• _WHAT IS ASKED_
Write the listing below out again exactly, dropping the images.
--- start PROVIDED INFORMATION ---
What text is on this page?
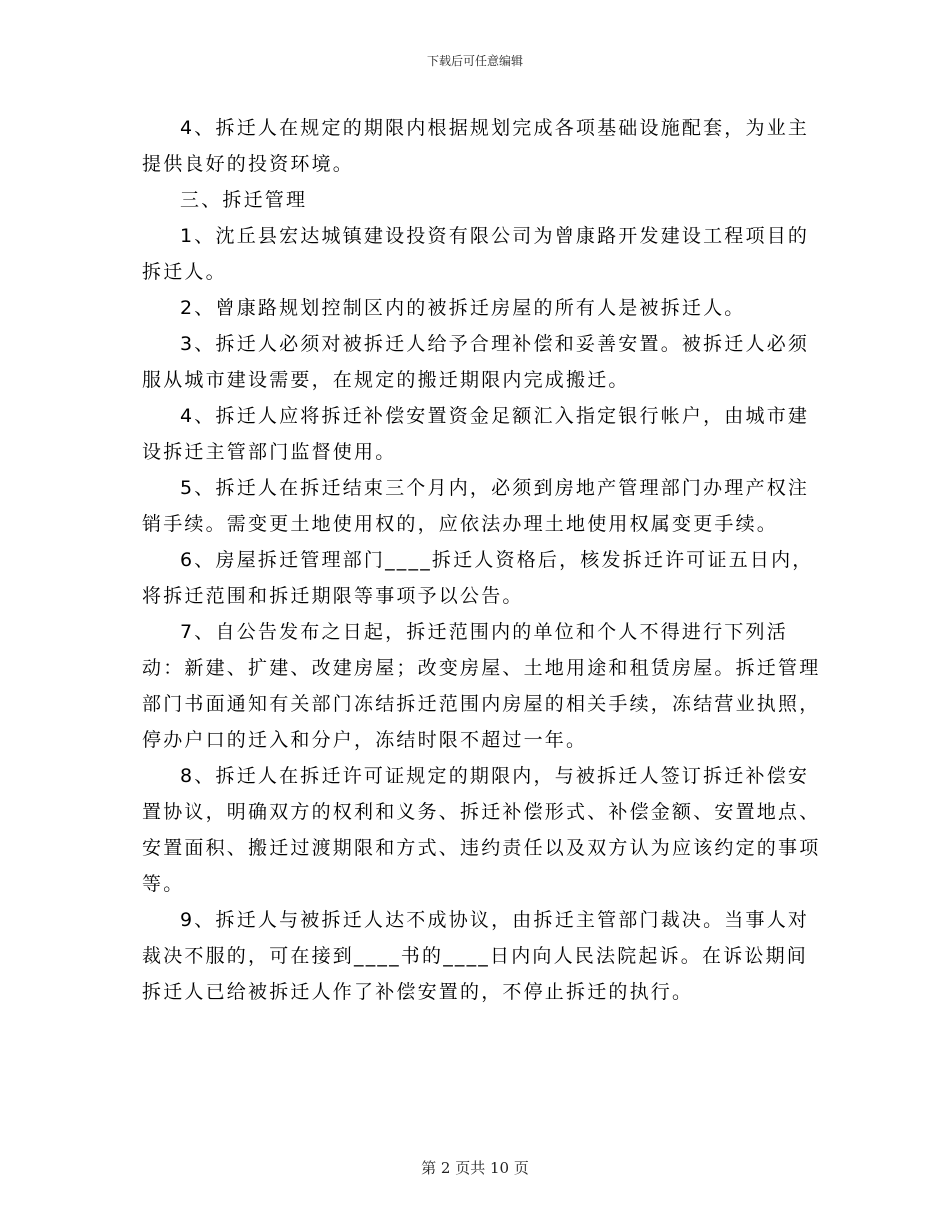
下载后可任意编辑

4、拆迁人在规定的期限内根据规划完成各项基础设施配套，为业主提供良好的投资环境。

三、拆迁管理

1、沈丘县宏达城镇建设投资有限公司为曾康路开发建设工程项目的拆迁人。

2、曾康路规划控制区内的被拆迁房屋的所有人是被拆迁人。

3、拆迁人必须对被拆迁人给予合理补偿和妥善安置。被拆迁人必须服从城市建设需要，在规定的搬迁期限内完成搬迁。

4、拆迁人应将拆迁补偿安置资金足额汇入指定银行帐户，由城市建设拆迁主管部门监督使用。

5、拆迁人在拆迁结束三个月内，必须到房地产管理部门办理产权注销手续。需变更土地使用权的，应依法办理土地使用权属变更手续。

6、房屋拆迁管理部门____拆迁人资格后，核发拆迁许可证五日内，将拆迁范围和拆迁期限等事项予以公告。

7、自公告发布之日起，拆迁范围内的单位和个人不得进行下列活动：新建、扩建、改建房屋；改变房屋、土地用途和租赁房屋。拆迁管理部门书面通知有关部门冻结拆迁范围内房屋的相关手续，冻结营业执照，停办户口的迁入和分户，冻结时限不超过一年。

8、拆迁人在拆迁许可证规定的期限内，与被拆迁人签订拆迁补偿安置协议，明确双方的权利和义务、拆迁补偿形式、补偿金额、安置地点、安置面积、搬迁过渡期限和方式、违约责任以及双方认为应该约定的事项等。

9、拆迁人与被拆迁人达不成协议，由拆迁主管部门裁决。当事人对裁决不服的，可在接到____书的____日内向人民法院起诉。在诉讼期间拆迁人已给被拆迁人作了补偿安置的，不停止拆迁的执行。

第 2 页共 10 页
--- end PROVIDED INFORMATION ---
• _ANSWER FOR THE TASK_
What text is on this page?
下载后可任意编辑

4、拆迁人在规定的期限内根据规划完成各项基础设施配套，为业主提供良好的投资环境。

三、拆迁管理

1、沈丘县宏达城镇建设投资有限公司为曾康路开发建设工程项目的拆迁人。

2、曾康路规划控制区内的被拆迁房屋的所有人是被拆迁人。

3、拆迁人必须对被拆迁人给予合理补偿和妥善安置。被拆迁人必须服从城市建设需要，在规定的搬迁期限内完成搬迁。

4、拆迁人应将拆迁补偿安置资金足额汇入指定银行帐户，由城市建设拆迁主管部门监督使用。

5、拆迁人在拆迁结束三个月内，必须到房地产管理部门办理产权注销手续。需变更土地使用权的，应依法办理土地使用权属变更手续。

6、房屋拆迁管理部门____拆迁人资格后，核发拆迁许可证五日内，将拆迁范围和拆迁期限等事项予以公告。

7、自公告发布之日起，拆迁范围内的单位和个人不得进行下列活动：新建、扩建、改建房屋；改变房屋、土地用途和租赁房屋。拆迁管理部门书面通知有关部门冻结拆迁范围内房屋的相关手续，冻结营业执照，停办户口的迁入和分户，冻结时限不超过一年。

8、拆迁人在拆迁许可证规定的期限内，与被拆迁人签订拆迁补偿安置协议，明确双方的权利和义务、拆迁补偿形式、补偿金额、安置地点、安置面积、搬迁过渡期限和方式、违约责任以及双方认为应该约定的事项等。

9、拆迁人与被拆迁人达不成协议，由拆迁主管部门裁决。当事人对裁决不服的，可在接到____书的____日内向人民法院起诉。在诉讼期间拆迁人已给被拆迁人作了补偿安置的，不停止拆迁的执行。

第 2 页共 10 页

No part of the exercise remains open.